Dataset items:
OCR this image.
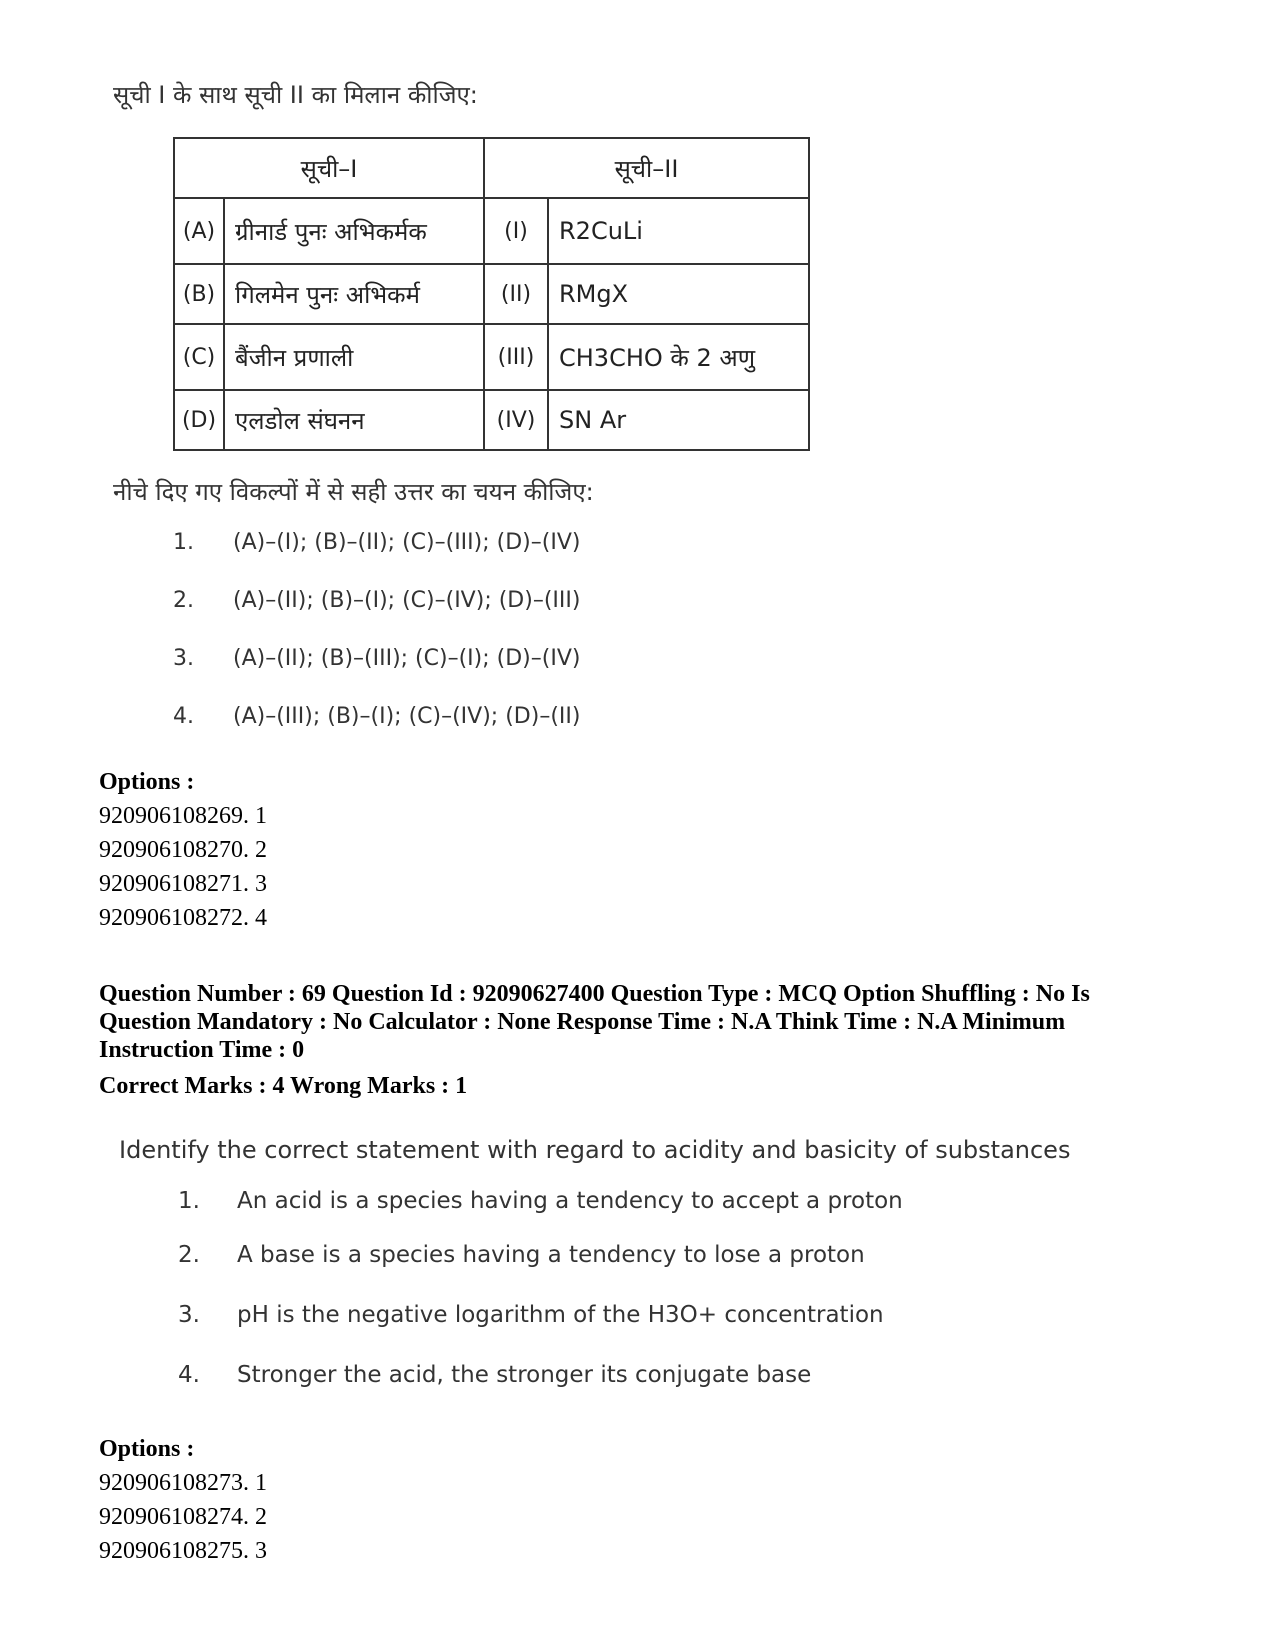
सूची I के साथ सूची II का मिलान कीजिए:
सूची–I		सूची–II	
(A)	ग्रीनार्ड पुनः अभिकर्मक	(I)	R2CuLi
(B)	गिलमेन पुनः अभिकर्म	(II)	RMgX
(C)	बैंजीन प्रणाली	(III)	CH3CHO के 2 अणु
(D)	एलडोल संघनन	(IV)	SN Ar
नीचे दिए गए विकल्पों में से सही उत्तर का चयन कीजिए:
1.	(A)–(I); (B)–(II); (C)–(III); (D)–(IV)
2.	(A)–(II); (B)–(I); (C)–(IV); (D)–(III)
3.	(A)–(II); (B)–(III); (C)–(I); (D)–(IV)
4.	(A)–(III); (B)–(I); (C)–(IV); (D)–(II)
Options :
920906108269. 1
920906108270. 2
920906108271. 3
920906108272. 4
Question Number : 69 Question Id : 92090627400 Question Type : MCQ Option Shuffling : No Is Question Mandatory : No Calculator : None Response Time : N.A Think Time : N.A Minimum Instruction Time : 0
Correct Marks : 4 Wrong Marks : 1
Identify the correct statement with regard to acidity and basicity of substances
1. An acid is a species having a tendency to accept a proton
2. A base is a species having a tendency to lose a proton
3. pH is the negative logarithm of the H3O+ concentration
4. Stronger the acid, the stronger its conjugate base
Options :
920906108273. 1
920906108274. 2
920906108275. 3
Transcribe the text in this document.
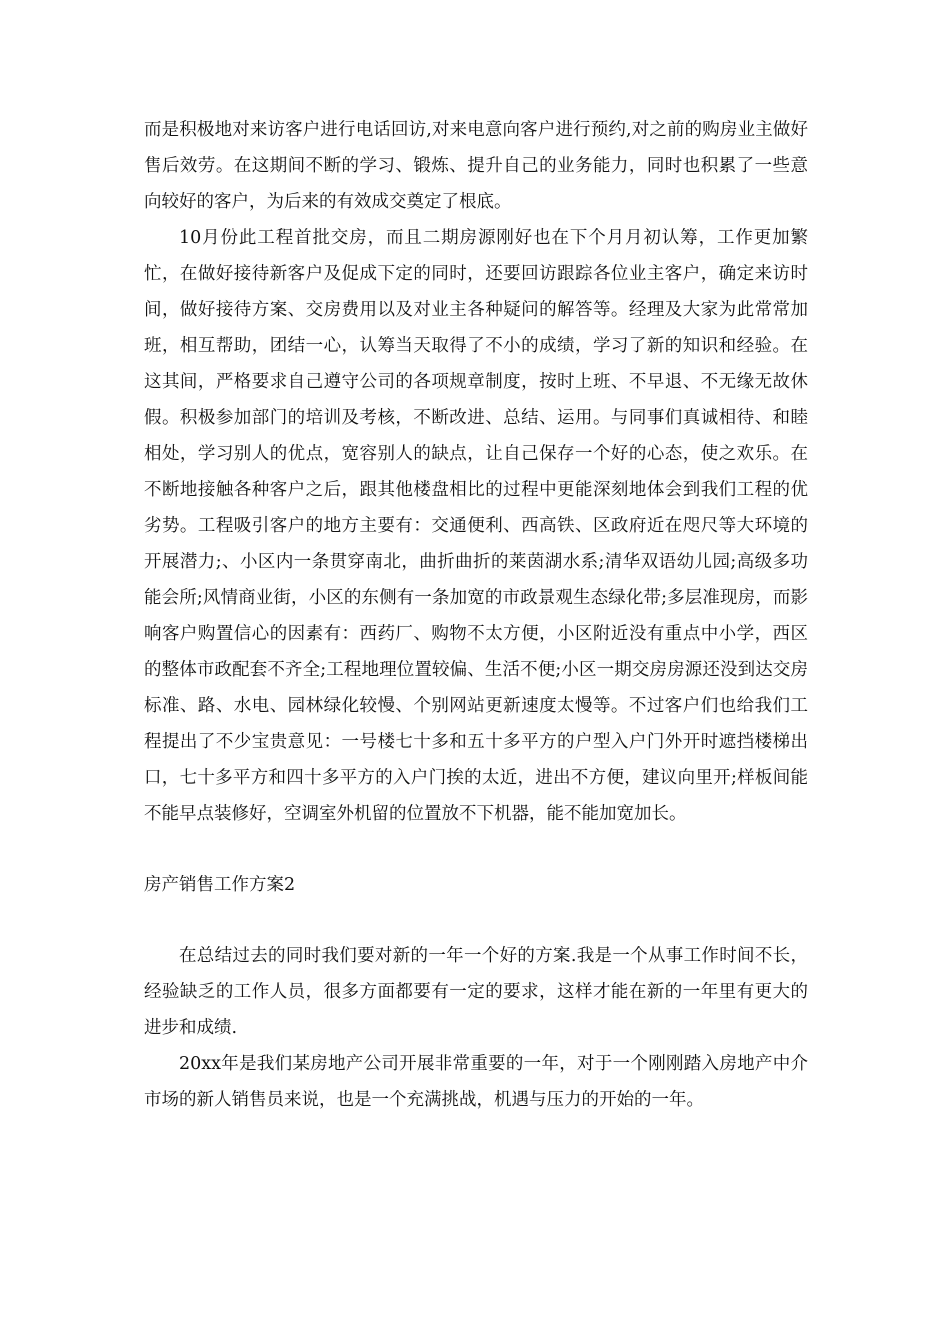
而是积极地对来访客户进行电话回访,对来电意向客户进行预约,对之前的购房业主做好售后效劳。在这期间不断的学习、锻炼、提升自己的业务能力，同时也积累了一些意向较好的客户，为后来的有效成交奠定了根底。

10月份此工程首批交房，而且二期房源刚好也在下个月月初认筹，工作更加繁忙，在做好接待新客户及促成下定的同时，还要回访跟踪各位业主客户，确定来访时间，做好接待方案、交房费用以及对业主各种疑问的解答等。经理及大家为此常常加班，相互帮助，团结一心，认筹当天取得了不小的成绩，学习了新的知识和经验。在这其间，严格要求自己遵守公司的各项规章制度，按时上班、不早退、不无缘无故休假。积极参加部门的培训及考核，不断改进、总结、运用。与同事们真诚相待、和睦相处，学习别人的优点，宽容别人的缺点，让自己保存一个好的心态，使之欢乐。在不断地接触各种客户之后，跟其他楼盘相比的过程中更能深刻地体会到我们工程的优劣势。工程吸引客户的地方主要有：交通便利、西高铁、区政府近在咫尺等大环境的开展潜力;、小区内一条贯穿南北，曲折曲折的莱茵湖水系;清华双语幼儿园;高级多功能会所;风情商业街，小区的东侧有一条加宽的市政景观生态绿化带;多层准现房，而影响客户购置信心的因素有：西药厂、购物不太方便，小区附近没有重点中小学，西区的整体市政配套不齐全;工程地理位置较偏、生活不便;小区一期交房房源还没到达交房标准、路、水电、园林绿化较慢、个别网站更新速度太慢等。不过客户们也给我们工程提出了不少宝贵意见：一号楼七十多和五十多平方的户型入户门外开时遮挡楼梯出口，七十多平方和四十多平方的入户门挨的太近，进出不方便，建议向里开;样板间能不能早点装修好，空调室外机留的位置放不下机器，能不能加宽加长。

房产销售工作方案2

在总结过去的同时我们要对新的一年一个好的方案.我是一个从事工作时间不长，经验缺乏的工作人员，很多方面都要有一定的要求，这样才能在新的一年里有更大的进步和成绩.

20xx年是我们某房地产公司开展非常重要的一年，对于一个刚刚踏入房地产中介市场的新人销售员来说，也是一个充满挑战，机遇与压力的开始的一年。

- Work required: Transcribe the records above exactly as they appear, leaving out any pictures.

- Worked solution:
OCR this image.
सूची I के साथ सूची II का मिलान कीजिए:
सूची–I		सूची–II	
(A)	ग्रीनार्ड पुनः अभिकर्मक	(I)	R2CuLi
(B)	गिलमेन पुनः अभिकर्म	(II)	RMgX
(C)	बैंजीन प्रणाली	(III)	CH3CHO के 2 अणु
(D)	एलडोल संघनन	(IV)	SN Ar
नीचे दिए गए विकल्पों में से सही उत्तर का चयन कीजिए:
1.	(A)–(I); (B)–(II); (C)–(III); (D)–(IV)
2.	(A)–(II); (B)–(I); (C)–(IV); (D)–(III)
3.	(A)–(II); (B)–(III); (C)–(I); (D)–(IV)
4.	(A)–(III); (B)–(I); (C)–(IV); (D)–(II)
Options :
920906108269. 1
920906108270. 2
920906108271. 3
920906108272. 4
Question Number : 69 Question Id : 92090627400 Question Type : MCQ Option Shuffling : No Is Question Mandatory : No Calculator : None Response Time : N.A Think Time : N.A Minimum Instruction Time : 0
Correct Marks : 4 Wrong Marks : 1
Identify the correct statement with regard to acidity and basicity of substances
1. An acid is a species having a tendency to accept a proton
2. A base is a species having a tendency to lose a proton
3. pH is the negative logarithm of the H3O+ concentration
4. Stronger the acid, the stronger its conjugate base
Options :
920906108273. 1
920906108274. 2
920906108275. 3
Transcribe the text in this document.
而是积极地对来访客户进行电话回访,对来电意向客户进行预约,对之前的购房业主做好售后效劳。在这期间不断的学习、锻炼、提升自己的业务能力，同时也积累了一些意向较好的客户，为后来的有效成交奠定了根底。

10月份此工程首批交房，而且二期房源刚好也在下个月月初认筹，工作更加繁忙，在做好接待新客户及促成下定的同时，还要回访跟踪各位业主客户，确定来访时间，做好接待方案、交房费用以及对业主各种疑问的解答等。经理及大家为此常常加班，相互帮助，团结一心，认筹当天取得了不小的成绩，学习了新的知识和经验。在这其间，严格要求自己遵守公司的各项规章制度，按时上班、不早退、不无缘无故休假。积极参加部门的培训及考核，不断改进、总结、运用。与同事们真诚相待、和睦相处，学习别人的优点，宽容别人的缺点，让自己保存一个好的心态，使之欢乐。在不断地接触各种客户之后，跟其他楼盘相比的过程中更能深刻地体会到我们工程的优劣势。工程吸引客户的地方主要有：交通便利、西高铁、区政府近在咫尺等大环境的开展潜力;、小区内一条贯穿南北，曲折曲折的莱茵湖水系;清华双语幼儿园;高级多功能会所;风情商业街，小区的东侧有一条加宽的市政景观生态绿化带;多层准现房，而影响客户购置信心的因素有：西药厂、购物不太方便，小区附近没有重点中小学，西区的整体市政配套不齐全;工程地理位置较偏、生活不便;小区一期交房房源还没到达交房标准、路、水电、园林绿化较慢、个别网站更新速度太慢等。不过客户们也给我们工程提出了不少宝贵意见：一号楼七十多和五十多平方的户型入户门外开时遮挡楼梯出口，七十多平方和四十多平方的入户门挨的太近，进出不方便，建议向里开;样板间能不能早点装修好，空调室外机留的位置放不下机器，能不能加宽加长。

房产销售工作方案2

在总结过去的同时我们要对新的一年一个好的方案.我是一个从事工作时间不长，经验缺乏的工作人员，很多方面都要有一定的要求，这样才能在新的一年里有更大的进步和成绩.

20xx年是我们某房地产公司开展非常重要的一年，对于一个刚刚踏入房地产中介市场的新人销售员来说，也是一个充满挑战，机遇与压力的开始的一年。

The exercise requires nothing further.